= Document segment =
Degaussers render the drive nonfunctional.
I know it's a lot easier to wholesale resell them, but it'd be so awesome if you could dedicate a portion to be sold to the homelabbers among us.
I don't know how that would be more awesome, essentially spending effort towards the upper middle-class hobbyists. I would rather see them sell them directly to the highest bidder and focus the effort on improving their business, or give the drives to charity.
They were reusing their 1TB drives to test new pods with. But I think they would only need a hundred or so for that, unless they die faster in that workload.

https://www.backblaze.com/blog/hard-drive-reliability-q4-201...

I guess my question is more about the long term implications of transfer speeds increasing much slower than hard drives space. And if there's a hidden risk to downtime because all of a sudden, a full rack of 32 or even 64TB drive will take day(s) to transfer as opposed to an hour or so because transfer speeds are so slow.
There are implications. ZFS' raid-z2 (which uses 2 disks for redundancy data) was pitched - in 2008 or so - with the idea that disks are now large enough that recovery can take long enough that it's likely that another disk in the raid set breaks before the redundancy is back.
I suppose if you had a single 32TB drive that went offline for say a week, and then once it came back online you'd have some type of pent up demand and a "slow" transfer speed. Storage systems in general spread the load across multiple devices so the effect of slow transfer speed is near zero in most backup and archiving applications and maybe more problematic in transactional applications.

= Exercise tasks =
1) In the hard drive discussion, rewrite the passage starting with "I don't know" and going on through "are so slow.", substituting "schools" for "charity".
2) List each drive capacity mentioned in the hard drive discussion, naming each one once.

= Provided data =
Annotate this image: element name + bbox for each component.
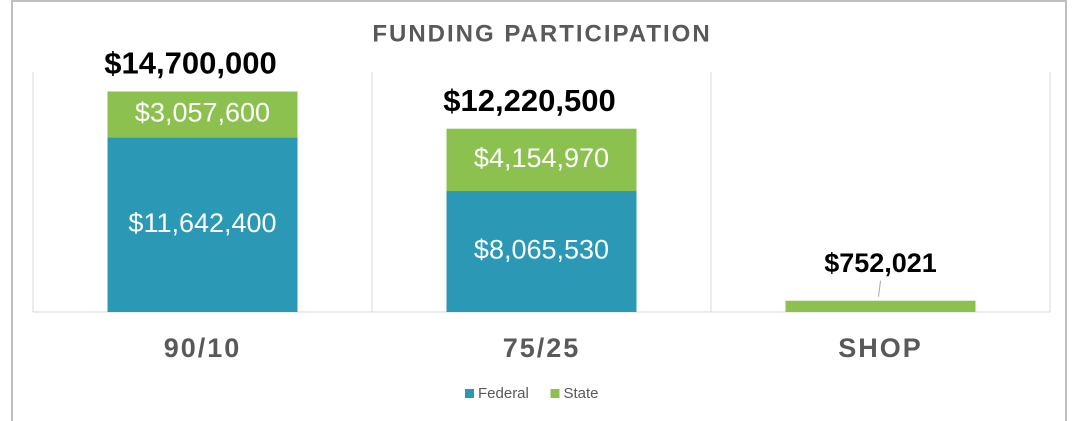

= Task-by-task solutions =
1)
I don't know how that would be more awesome, essentially spending effort towards the upper middle-class hobbyists. I would rather see them sell them directly to the highest bidder and focus the effort on improving their business, or give the drives to schools.
They were reusing their 1TB drives to test new pods with. But I think they would only need a hundred or so for that, unless they die faster in that workload.

https://www.backblaze.com/blog/hard-drive-reliability-q4-201...

I guess my question is more about the long term implications of transfer speeds increasing much slower than hard drives space. And if there's a hidden risk to downtime because all of a sudden, a full rack of 32 or even 64TB drive will take day(s) to transfer as opposed to an hour or so because transfer speeds are so slow.

2) 1TB, 32TB, 64TB